Instructions to follow —
Copy out all the lines in the records that include the word "шрифта".
## begin Entries shown
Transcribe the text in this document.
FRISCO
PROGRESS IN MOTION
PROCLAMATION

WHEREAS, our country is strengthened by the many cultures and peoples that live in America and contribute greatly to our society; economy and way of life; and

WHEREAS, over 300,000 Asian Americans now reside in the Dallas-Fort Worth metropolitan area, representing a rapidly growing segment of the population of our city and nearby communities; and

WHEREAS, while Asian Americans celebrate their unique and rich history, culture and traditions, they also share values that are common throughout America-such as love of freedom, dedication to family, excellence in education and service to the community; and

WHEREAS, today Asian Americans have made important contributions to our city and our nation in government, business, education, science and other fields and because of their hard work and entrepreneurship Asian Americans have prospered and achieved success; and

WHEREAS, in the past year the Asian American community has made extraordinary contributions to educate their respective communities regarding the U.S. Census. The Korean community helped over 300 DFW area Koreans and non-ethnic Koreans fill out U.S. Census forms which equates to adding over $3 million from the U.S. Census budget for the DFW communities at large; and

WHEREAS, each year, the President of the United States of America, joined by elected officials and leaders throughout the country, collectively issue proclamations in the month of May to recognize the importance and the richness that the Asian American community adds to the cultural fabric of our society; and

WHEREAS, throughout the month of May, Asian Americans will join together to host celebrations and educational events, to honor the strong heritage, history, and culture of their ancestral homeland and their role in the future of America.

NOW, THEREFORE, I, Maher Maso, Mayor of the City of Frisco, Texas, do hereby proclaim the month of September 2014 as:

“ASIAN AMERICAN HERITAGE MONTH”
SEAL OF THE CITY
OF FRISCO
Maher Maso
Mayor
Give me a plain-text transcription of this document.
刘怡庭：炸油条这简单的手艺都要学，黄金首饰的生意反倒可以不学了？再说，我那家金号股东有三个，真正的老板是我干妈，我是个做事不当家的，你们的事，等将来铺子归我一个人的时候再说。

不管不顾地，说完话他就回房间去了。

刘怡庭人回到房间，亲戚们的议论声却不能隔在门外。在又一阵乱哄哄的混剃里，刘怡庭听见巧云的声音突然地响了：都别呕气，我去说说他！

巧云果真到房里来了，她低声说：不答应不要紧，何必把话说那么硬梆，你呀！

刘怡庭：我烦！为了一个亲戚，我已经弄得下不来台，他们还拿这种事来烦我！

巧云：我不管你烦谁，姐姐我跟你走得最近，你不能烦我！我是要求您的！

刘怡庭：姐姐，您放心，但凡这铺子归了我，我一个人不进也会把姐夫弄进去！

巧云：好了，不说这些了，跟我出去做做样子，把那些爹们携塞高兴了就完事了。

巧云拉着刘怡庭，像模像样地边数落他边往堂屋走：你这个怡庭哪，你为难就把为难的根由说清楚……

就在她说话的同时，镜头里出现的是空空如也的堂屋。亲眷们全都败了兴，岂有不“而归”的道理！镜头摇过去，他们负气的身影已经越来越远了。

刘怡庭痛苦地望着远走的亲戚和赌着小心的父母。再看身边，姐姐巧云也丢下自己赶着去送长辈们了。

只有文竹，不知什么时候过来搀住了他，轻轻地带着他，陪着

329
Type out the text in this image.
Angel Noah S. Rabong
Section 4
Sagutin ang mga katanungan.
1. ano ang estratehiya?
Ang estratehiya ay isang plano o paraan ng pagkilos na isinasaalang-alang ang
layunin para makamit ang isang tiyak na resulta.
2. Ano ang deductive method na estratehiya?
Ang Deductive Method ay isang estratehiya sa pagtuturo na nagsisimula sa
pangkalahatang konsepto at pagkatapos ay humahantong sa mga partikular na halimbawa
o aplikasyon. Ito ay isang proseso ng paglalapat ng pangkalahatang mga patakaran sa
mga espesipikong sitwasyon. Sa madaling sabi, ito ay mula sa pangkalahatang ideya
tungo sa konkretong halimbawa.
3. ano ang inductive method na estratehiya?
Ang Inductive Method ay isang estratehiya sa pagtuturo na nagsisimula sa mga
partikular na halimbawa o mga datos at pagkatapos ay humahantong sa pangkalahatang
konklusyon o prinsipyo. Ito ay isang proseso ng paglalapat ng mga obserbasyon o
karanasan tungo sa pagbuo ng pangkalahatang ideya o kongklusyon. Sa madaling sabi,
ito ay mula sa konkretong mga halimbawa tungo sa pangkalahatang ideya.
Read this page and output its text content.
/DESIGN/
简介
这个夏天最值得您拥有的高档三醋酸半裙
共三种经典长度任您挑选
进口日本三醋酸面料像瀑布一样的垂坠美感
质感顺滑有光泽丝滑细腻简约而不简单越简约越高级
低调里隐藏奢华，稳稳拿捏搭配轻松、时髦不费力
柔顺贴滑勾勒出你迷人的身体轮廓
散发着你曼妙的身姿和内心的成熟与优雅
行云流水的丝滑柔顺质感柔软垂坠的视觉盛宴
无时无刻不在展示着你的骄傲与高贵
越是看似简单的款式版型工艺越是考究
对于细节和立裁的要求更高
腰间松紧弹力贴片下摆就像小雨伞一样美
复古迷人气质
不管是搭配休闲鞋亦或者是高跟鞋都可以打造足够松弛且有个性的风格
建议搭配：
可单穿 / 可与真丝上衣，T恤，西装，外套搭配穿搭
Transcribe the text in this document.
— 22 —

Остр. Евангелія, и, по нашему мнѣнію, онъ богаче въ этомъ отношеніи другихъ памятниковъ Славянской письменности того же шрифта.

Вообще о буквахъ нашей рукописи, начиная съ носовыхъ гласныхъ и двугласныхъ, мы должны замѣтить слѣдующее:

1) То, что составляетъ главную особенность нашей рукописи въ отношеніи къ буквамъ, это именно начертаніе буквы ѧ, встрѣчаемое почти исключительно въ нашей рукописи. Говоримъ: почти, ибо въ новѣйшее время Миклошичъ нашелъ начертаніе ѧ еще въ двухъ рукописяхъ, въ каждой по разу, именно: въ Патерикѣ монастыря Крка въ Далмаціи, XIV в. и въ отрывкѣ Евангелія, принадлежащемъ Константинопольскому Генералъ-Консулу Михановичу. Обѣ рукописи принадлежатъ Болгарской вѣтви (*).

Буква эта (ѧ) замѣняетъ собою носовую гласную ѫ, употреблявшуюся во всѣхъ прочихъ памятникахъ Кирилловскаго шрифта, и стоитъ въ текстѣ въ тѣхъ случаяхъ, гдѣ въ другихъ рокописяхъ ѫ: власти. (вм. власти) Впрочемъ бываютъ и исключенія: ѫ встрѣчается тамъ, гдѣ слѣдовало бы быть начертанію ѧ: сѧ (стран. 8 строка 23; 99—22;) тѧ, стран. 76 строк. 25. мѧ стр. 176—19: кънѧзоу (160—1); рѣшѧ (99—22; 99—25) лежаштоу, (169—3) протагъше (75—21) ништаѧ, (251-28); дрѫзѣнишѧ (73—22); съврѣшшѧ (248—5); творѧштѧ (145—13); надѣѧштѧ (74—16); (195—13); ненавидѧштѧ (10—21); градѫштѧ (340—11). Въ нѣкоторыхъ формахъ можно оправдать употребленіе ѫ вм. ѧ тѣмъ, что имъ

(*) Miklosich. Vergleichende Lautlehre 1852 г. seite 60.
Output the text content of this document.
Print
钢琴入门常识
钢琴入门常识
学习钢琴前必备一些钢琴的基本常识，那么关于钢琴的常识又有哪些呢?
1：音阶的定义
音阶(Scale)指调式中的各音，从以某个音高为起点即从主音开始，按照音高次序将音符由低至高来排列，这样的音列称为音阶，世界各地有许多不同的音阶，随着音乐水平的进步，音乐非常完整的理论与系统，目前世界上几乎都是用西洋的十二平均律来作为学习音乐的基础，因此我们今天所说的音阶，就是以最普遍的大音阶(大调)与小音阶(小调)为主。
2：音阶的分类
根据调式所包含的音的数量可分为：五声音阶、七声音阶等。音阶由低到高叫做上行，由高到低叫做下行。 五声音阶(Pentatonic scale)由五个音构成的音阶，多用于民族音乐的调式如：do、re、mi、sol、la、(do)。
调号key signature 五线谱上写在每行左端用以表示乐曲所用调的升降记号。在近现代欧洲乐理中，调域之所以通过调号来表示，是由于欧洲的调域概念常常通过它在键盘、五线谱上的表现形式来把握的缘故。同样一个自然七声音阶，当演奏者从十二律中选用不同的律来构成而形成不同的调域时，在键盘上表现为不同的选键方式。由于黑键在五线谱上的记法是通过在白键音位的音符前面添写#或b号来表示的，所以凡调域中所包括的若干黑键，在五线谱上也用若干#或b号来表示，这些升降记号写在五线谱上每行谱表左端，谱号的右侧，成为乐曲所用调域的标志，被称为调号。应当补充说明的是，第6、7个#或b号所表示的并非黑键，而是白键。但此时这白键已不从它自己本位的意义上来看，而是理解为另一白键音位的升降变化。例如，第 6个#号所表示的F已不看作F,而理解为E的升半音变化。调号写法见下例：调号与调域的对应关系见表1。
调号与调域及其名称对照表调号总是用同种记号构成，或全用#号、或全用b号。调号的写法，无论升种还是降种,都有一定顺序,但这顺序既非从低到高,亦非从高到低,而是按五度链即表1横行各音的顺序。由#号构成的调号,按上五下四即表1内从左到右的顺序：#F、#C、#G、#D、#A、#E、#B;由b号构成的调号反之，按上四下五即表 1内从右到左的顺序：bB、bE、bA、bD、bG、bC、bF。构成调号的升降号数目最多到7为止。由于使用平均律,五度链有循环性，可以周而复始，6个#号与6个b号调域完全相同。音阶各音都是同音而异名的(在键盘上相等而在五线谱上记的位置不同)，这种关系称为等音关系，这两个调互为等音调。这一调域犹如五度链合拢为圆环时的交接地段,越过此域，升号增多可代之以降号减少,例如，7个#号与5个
## end Entries shown
Solution to this task —
Остр. Евангелія, и, по нашему мнѣнію, онъ богаче въ этомъ отношеніи другихъ памятниковъ Славянской письменности того же шрифта.
Буква эта (ѧ) замѣняетъ собою носовую гласную ѫ, употреблявшуюся во всѣхъ прочихъ памятникахъ Кирилловскаго шрифта, и стоитъ въ текстѣ въ тѣхъ случаяхъ, гдѣ въ другихъ рокописяхъ ѫ: власти. (вм. власти) Впрочемъ бываютъ и исключенія: ѫ встрѣчается тамъ, гдѣ слѣдовало бы быть начертанію ѧ: сѧ (стран. 8 строка 23; 99—22;) тѧ, стран. 76 строк. 25. мѧ стр. 176—19: кънѧзоу (160—1); рѣшѧ (99—22; 99—25) лежаштоу, (169—3) протагъше (75—21) ништаѧ, (251-28); дрѫзѣнишѧ (73—22); съврѣшшѧ (248—5); творѧштѧ (145—13); надѣѧштѧ (74—16); (195—13); ненавидѧштѧ (10—21); градѫштѧ (340—11). Въ нѣкоторыхъ формахъ можно оправдать употребленіе ѫ вм. ѧ тѣмъ, что имъ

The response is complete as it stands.